◆ **Records supplied**:
────────────────

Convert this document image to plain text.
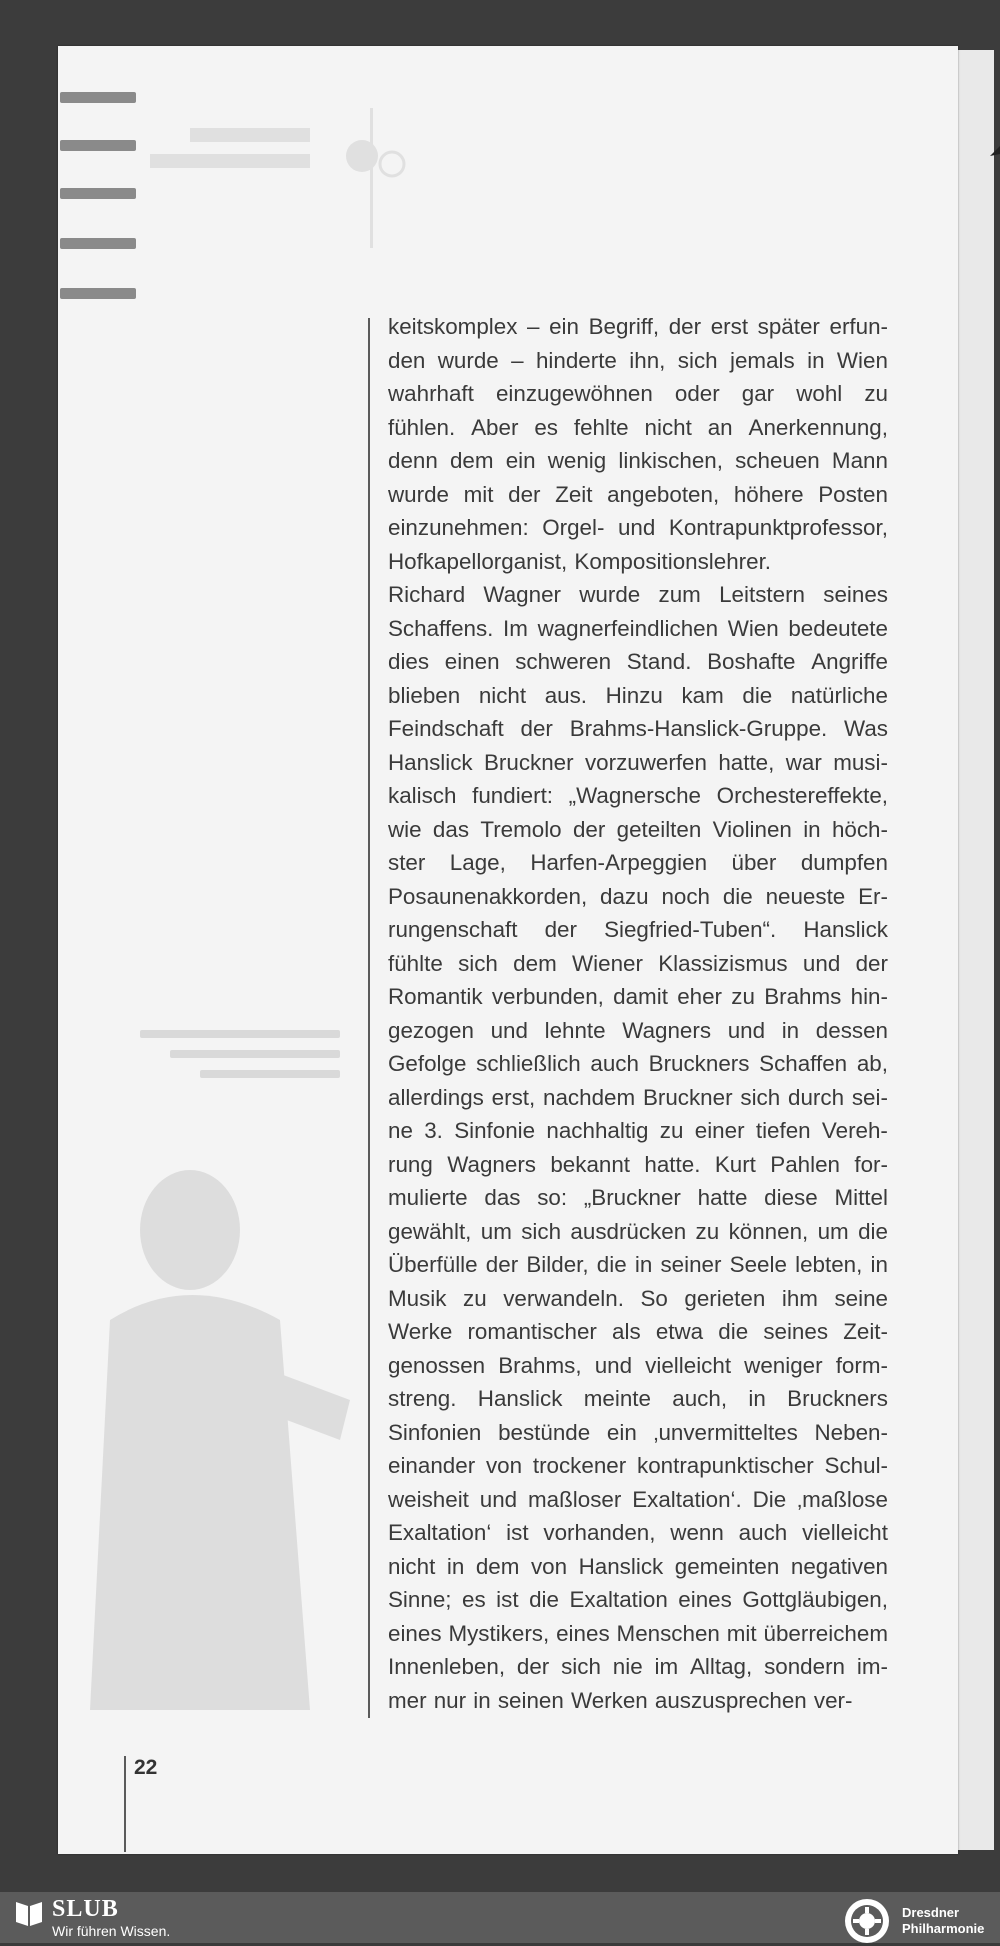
keitskomplex – ein Begriff, der erst später erfun-
den wurde – hinderte ihn, sich jemals in Wien
wahrhaft einzugewöhnen oder gar wohl zu
fühlen. Aber es fehlte nicht an Anerkennung,
denn dem ein wenig linkischen, scheuen Mann
wurde mit der Zeit angeboten, höhere Posten
einzunehmen: Orgel- und Kontrapunktprofessor,
Hofkapellorganist, Kompositionslehrer.
Richard Wagner wurde zum Leitstern seines
Schaffens. Im wagnerfeindlichen Wien bedeutete
dies einen schweren Stand. Boshafte Angriffe
blieben nicht aus. Hinzu kam die natürliche
Feindschaft der Brahms-Hanslick-Gruppe. Was
Hanslick Bruckner vorzuwerfen hatte, war musi-
kalisch fundiert: „Wagnersche Orchestereffekte,
wie das Tremolo der geteilten Violinen in höch-
ster Lage, Harfen-Arpeggien über dumpfen
Posaunenakkorden, dazu noch die neueste Er-
rungenschaft der Siegfried-Tuben“. Hanslick
fühlte sich dem Wiener Klassizismus und der
Romantik verbunden, damit eher zu Brahms hin-
gezogen und lehnte Wagners und in dessen
Gefolge schließlich auch Bruckners Schaffen ab,
allerdings erst, nachdem Bruckner sich durch sei-
ne 3. Sinfonie nachhaltig zu einer tiefen Vereh-
rung Wagners bekannt hatte. Kurt Pahlen for-
mulierte das so: „Bruckner hatte diese Mittel
gewählt, um sich ausdrücken zu können, um die
Überfülle der Bilder, die in seiner Seele lebten, in
Musik zu verwandeln. So gerieten ihm seine
Werke romantischer als etwa die seines Zeit-
genossen Brahms, und vielleicht weniger form-
streng. Hanslick meinte auch, in Bruckners
Sinfonien bestünde ein ‚unvermitteltes Neben-
einander von trockener kontrapunktischer Schul-
weisheit und maßloser Exaltation‘. Die ‚maßlose
Exaltation‘ ist vorhanden, wenn auch vielleicht
nicht in dem von Hanslick gemeinten negativen
Sinne; es ist die Exaltation eines Gottgläubigen,
eines Mystikers, eines Menschen mit überreichem
Innenleben, der sich nie im Alltag, sondern im-
mer nur in seinen Werken auszusprechen ver-
22
SLUB
Wir führen Wissen.
Dresdner
Philharmonie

────────────────

◆ **Exercise description**: Write every record out again exactly; no pictures belong in the copy.

◆ **Full solution**:
Convert this document image to plain text.
keitskomplex – ein Begriff, der erst später erfun-
den wurde – hinderte ihn, sich jemals in Wien
wahrhaft einzugewöhnen oder gar wohl zu
fühlen. Aber es fehlte nicht an Anerkennung,
denn dem ein wenig linkischen, scheuen Mann
wurde mit der Zeit angeboten, höhere Posten
einzunehmen: Orgel- und Kontrapunktprofessor,
Hofkapellorganist, Kompositionslehrer.
Richard Wagner wurde zum Leitstern seines
Schaffens. Im wagnerfeindlichen Wien bedeutete
dies einen schweren Stand. Boshafte Angriffe
blieben nicht aus. Hinzu kam die natürliche
Feindschaft der Brahms-Hanslick-Gruppe. Was
Hanslick Bruckner vorzuwerfen hatte, war musi-
kalisch fundiert: „Wagnersche Orchestereffekte,
wie das Tremolo der geteilten Violinen in höch-
ster Lage, Harfen-Arpeggien über dumpfen
Posaunenakkorden, dazu noch die neueste Er-
rungenschaft der Siegfried-Tuben“. Hanslick
fühlte sich dem Wiener Klassizismus und der
Romantik verbunden, damit eher zu Brahms hin-
gezogen und lehnte Wagners und in dessen
Gefolge schließlich auch Bruckners Schaffen ab,
allerdings erst, nachdem Bruckner sich durch sei-
ne 3. Sinfonie nachhaltig zu einer tiefen Vereh-
rung Wagners bekannt hatte. Kurt Pahlen for-
mulierte das so: „Bruckner hatte diese Mittel
gewählt, um sich ausdrücken zu können, um die
Überfülle der Bilder, die in seiner Seele lebten, in
Musik zu verwandeln. So gerieten ihm seine
Werke romantischer als etwa die seines Zeit-
genossen Brahms, und vielleicht weniger form-
streng. Hanslick meinte auch, in Bruckners
Sinfonien bestünde ein ‚unvermitteltes Neben-
einander von trockener kontrapunktischer Schul-
weisheit und maßloser Exaltation‘. Die ‚maßlose
Exaltation‘ ist vorhanden, wenn auch vielleicht
nicht in dem von Hanslick gemeinten negativen
Sinne; es ist die Exaltation eines Gottgläubigen,
eines Mystikers, eines Menschen mit überreichem
Innenleben, der sich nie im Alltag, sondern im-
mer nur in seinen Werken auszusprechen ver-
22
SLUB
Wir führen Wissen.
Dresdner
Philharmonie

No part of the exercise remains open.